▸ Цель задания: Продолжите приведенное ниже рассуждение о силе и ее обнаружении, начав сразу после его последнего предложения.

▸ Цитируемый отрывок:
Как существенное отношение определилось теперь, непосредственная и рефлектированная самостоятельности внутри его положены, как снятые или как моменты, которые в предыдущем отношении были устойчивыми для себя сторонами или крайними терминами. В этом содержится, во-первых, то, что и рефлектированное единство, и непосредственное существование, поскольку они оба суть первые и непосредственные, снимаются в себе самих и переходят в их другое; первое, сила, переходит в ее обнаружение, а внешнее есть нечто исчезающее, возвращающееся в силу, как в свое основание, и есть лишь постольку, поскольку оно носится и полагается ею. Во-вторых, этот переход есть не только некоторое становление и исчезание, но отрицательное отношение к себе, или, иначе, то, что изменяет его определение, и тем самым рефлектировано в себя и сохранено; движение силы есть не столько некоторый переход, сколько состоит в том, что она сама себя переводит (übersetzt) и в этом положенном через саму себя изменении остается тем, что она есть. В-третьих, это рефлектированное, относящееся к себе единство, само есть снятое и момент; оно опосредовано своим другим и имеет последнее своим условием; его отрицательное отношение к себе, которое есть первое, и с которого начинается движение его перехода из себя, также имеет предположение, коим оно возбуждается (sollicitirt wird), и другое, с которого оно начинает.

▸ Записанные данные:
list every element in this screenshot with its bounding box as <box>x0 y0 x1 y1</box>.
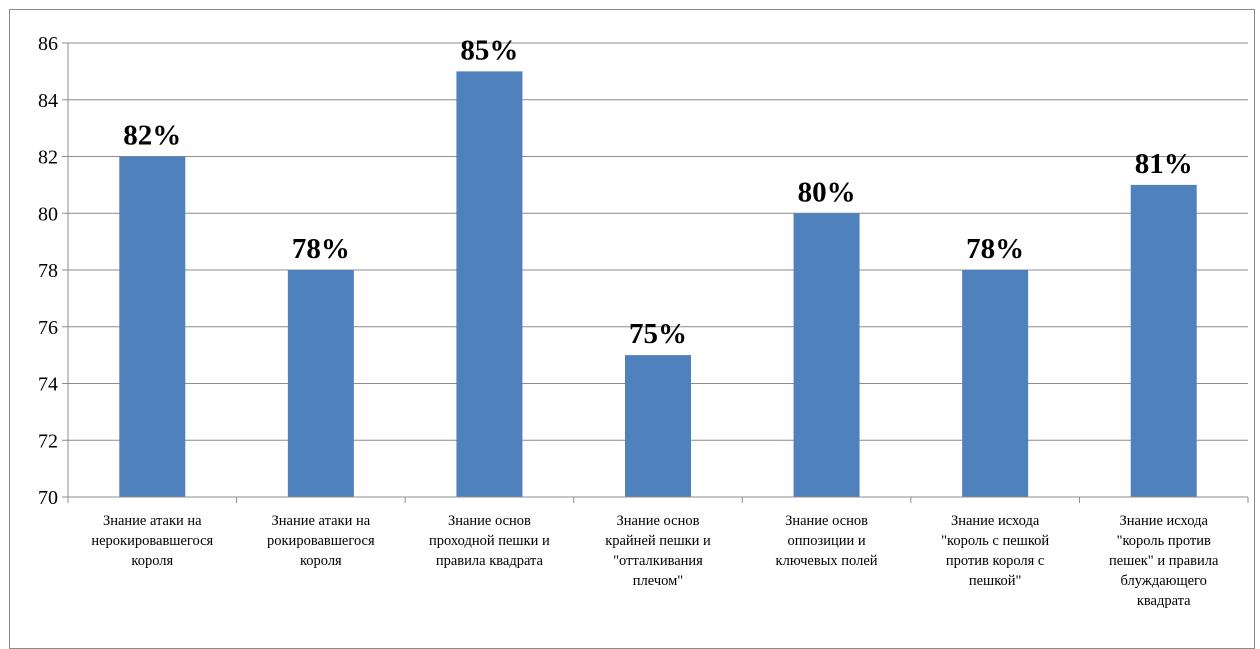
y-tick-label: 76 <box>38 317 58 339</box>
x-tick-label: Знание основ проходной пешки и правила к… <box>429 513 550 569</box>
data-label: 78% <box>966 233 1024 265</box>
data-label: 75% <box>629 318 687 350</box>
y-tick-label: 82 <box>38 147 58 169</box>
bar <box>1130 184 1197 497</box>
x-tick-label: Знание исхода "король с пешкой против ко… <box>941 513 1050 589</box>
bar <box>962 270 1029 497</box>
data-label: 81% <box>1135 148 1193 180</box>
y-tick-label: 84 <box>38 90 58 112</box>
bar <box>119 156 186 497</box>
x-tick-label: Знание исхода "король против пешек" и пр… <box>1108 513 1219 609</box>
bar <box>625 355 691 497</box>
y-tick-label: 74 <box>38 374 58 396</box>
chart-frame <box>9 9 1255 649</box>
y-tick-label: 78 <box>38 260 58 282</box>
y-tick-label: 80 <box>38 203 58 225</box>
x-tick-label: Знание атаки на нерокировавшегося короля <box>91 513 214 569</box>
data-label: 80% <box>798 176 856 208</box>
data-label: 82% <box>123 120 181 152</box>
data-label: 85% <box>460 34 518 66</box>
x-tick-label: Знание атаки на рокировавшегося короля <box>267 513 375 569</box>
y-tick-label: 72 <box>38 430 58 452</box>
y-tick-label: 86 <box>38 33 58 55</box>
y-tick-label: 70 <box>38 487 58 509</box>
bar <box>287 270 354 497</box>
bar <box>793 213 860 497</box>
bar <box>456 71 523 497</box>
x-tick-label: Знание основ крайней пешки и "отталкиван… <box>605 513 711 589</box>
bar-chart: 70 72 74 76 78 80 82 84 86 82% 78% 85% 75% 80% 78% 81% <box>38 33 1249 509</box>
data-label: 78% <box>292 233 350 265</box>
x-tick-label: Знание основ оппозиции и ключевых полей <box>775 513 878 569</box>
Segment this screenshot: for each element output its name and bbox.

▸ Результат задания:
Рассматриваемая в своих ближайших определениях сила имеет, во-первых, в ней момент сущей непосредственности. Она же сама определена напротив, как отрицательное единство; но последнее в определении непосредственного бытия есть некоторое осуществленное нечто. Нечто, так как оно есть отрицательное единство, как непосредственное, является, как первое, сила же, так как она есть рефлектированное, – как положение и потому как принадлежащее осуществленной вещи или некоторой материи. Сила не есть форма этой вещи, и вещь не определяется через нее; вещь, как непосредственное, безразлична к ней. В вещи по этому определению нет основания иметь какую-либо силу; напротив, сила, как сторона положения, имеет своим существенным предположением вещь. Если, спрашивается поэтому, каким образом вещь или материя приходит к тому, чтобы иметь некоторую силу, то последняя является внешне связанною с ними и внедренною в вещь посредством некоторой внешней мощи.
Как эта непосредственная устойчивость, сила есть вообще покоящееся определение вещи, не нечто обнаруживающееся во вне, но нечто непосредственно внешнее. Так, сила обозначается также, как материя, и вместо {108}магнетической, электрической и т.д. силы принимается магнетическая, электрическая и т.д. материя; или вместо пресловутой притягательной силы, тонкий эфир, который связывает все. Это материи, в которые разлагается бездеятельное, бессильное отрицательное единство вещи и которые были рассмотрены выше.
Но сила содержит в себе непосредственное осуществление, как момент, как нечто такое, что хотя и есть условие, но преходящее и снимающееся, следовательно, не как осуществленная вещь. Сила есть далее не отрицание, как определенность, но отрицательное рефлектирующее себя в себя единство. Вещь, которой должна бы была быть присущею сила, тем самым не имеет здесь никакого значения; сама сила есть скорее положение внешности, являющейся, как осуществление. Она не есть также только некоторая определенная материя; такая самостоятельность уже давно перешла в положение и в явление.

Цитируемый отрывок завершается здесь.